--- Begin INFORMATION SHOWN ---

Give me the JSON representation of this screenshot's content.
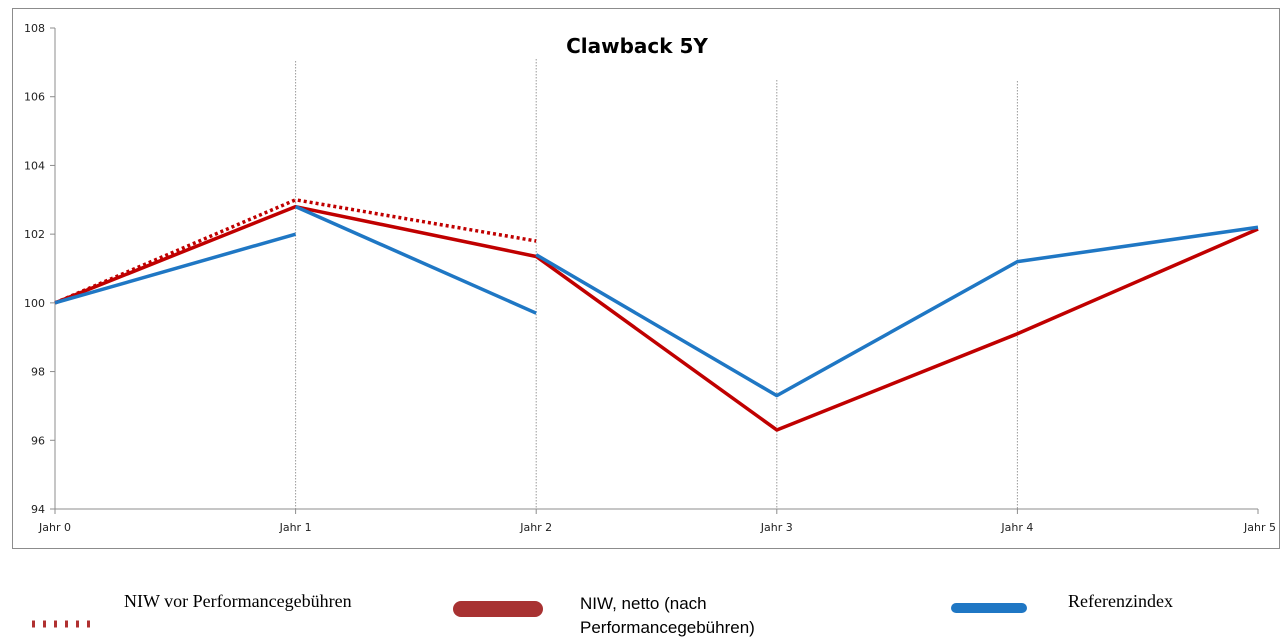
{
  "chart_data": {
    "type": "line",
    "title": "Clawback 5Y",
    "categories": [
      "Jahr 0",
      "Jahr 1",
      "Jahr 2",
      "Jahr 3",
      "Jahr 4",
      "Jahr 5"
    ],
    "ylim": [
      94,
      108
    ],
    "yticks": [
      "94",
      "96",
      "98",
      "100",
      "102",
      "104",
      "106",
      "108"
    ],
    "grid": "vertical dotted lines at Jahr 1 to Jahr 4",
    "legend_position": "bottom",
    "series": [
      {
        "name": "NIW vor Performancegebühren",
        "style": "dotted",
        "color": "#c00000",
        "points": [
          [
            0,
            100.0
          ],
          [
            1,
            103.0
          ],
          [
            2,
            101.8
          ]
        ]
      },
      {
        "name": "NIW, netto (nach Performancegebühren)",
        "style": "solid",
        "color": "#c00000",
        "points": [
          [
            0,
            100.0
          ],
          [
            1,
            102.8
          ],
          [
            2,
            101.35
          ],
          [
            3,
            96.3
          ],
          [
            4,
            99.1
          ],
          [
            5,
            102.15
          ]
        ]
      },
      {
        "name": "Referenzindex",
        "style": "solid",
        "color": "#1f77c4",
        "segments": [
          [
            [
              0,
              100.0
            ],
            [
              1,
              102.0
            ]
          ],
          [
            [
              1,
              102.8
            ],
            [
              2,
              99.7
            ]
          ],
          [
            [
              2,
              101.4
            ],
            [
              3,
              97.3
            ],
            [
              4,
              101.2
            ],
            [
              5,
              102.2
            ]
          ]
        ]
      }
    ]
  },
  "legend": {
    "items": [
      {
        "label": "NIW vor Performancegebühren"
      },
      {
        "label_line1": "NIW, netto (nach",
        "label_line2": "Performancegebühren)"
      },
      {
        "label": "Referenzindex"
      }
    ]
  }
}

--- End INFORMATION SHOWN ---

WHAT IS BEING ASKED:
Among the lines above, how many contain the string "Performancegebühren"? State the number alone.

ANSWER IN FULL:
4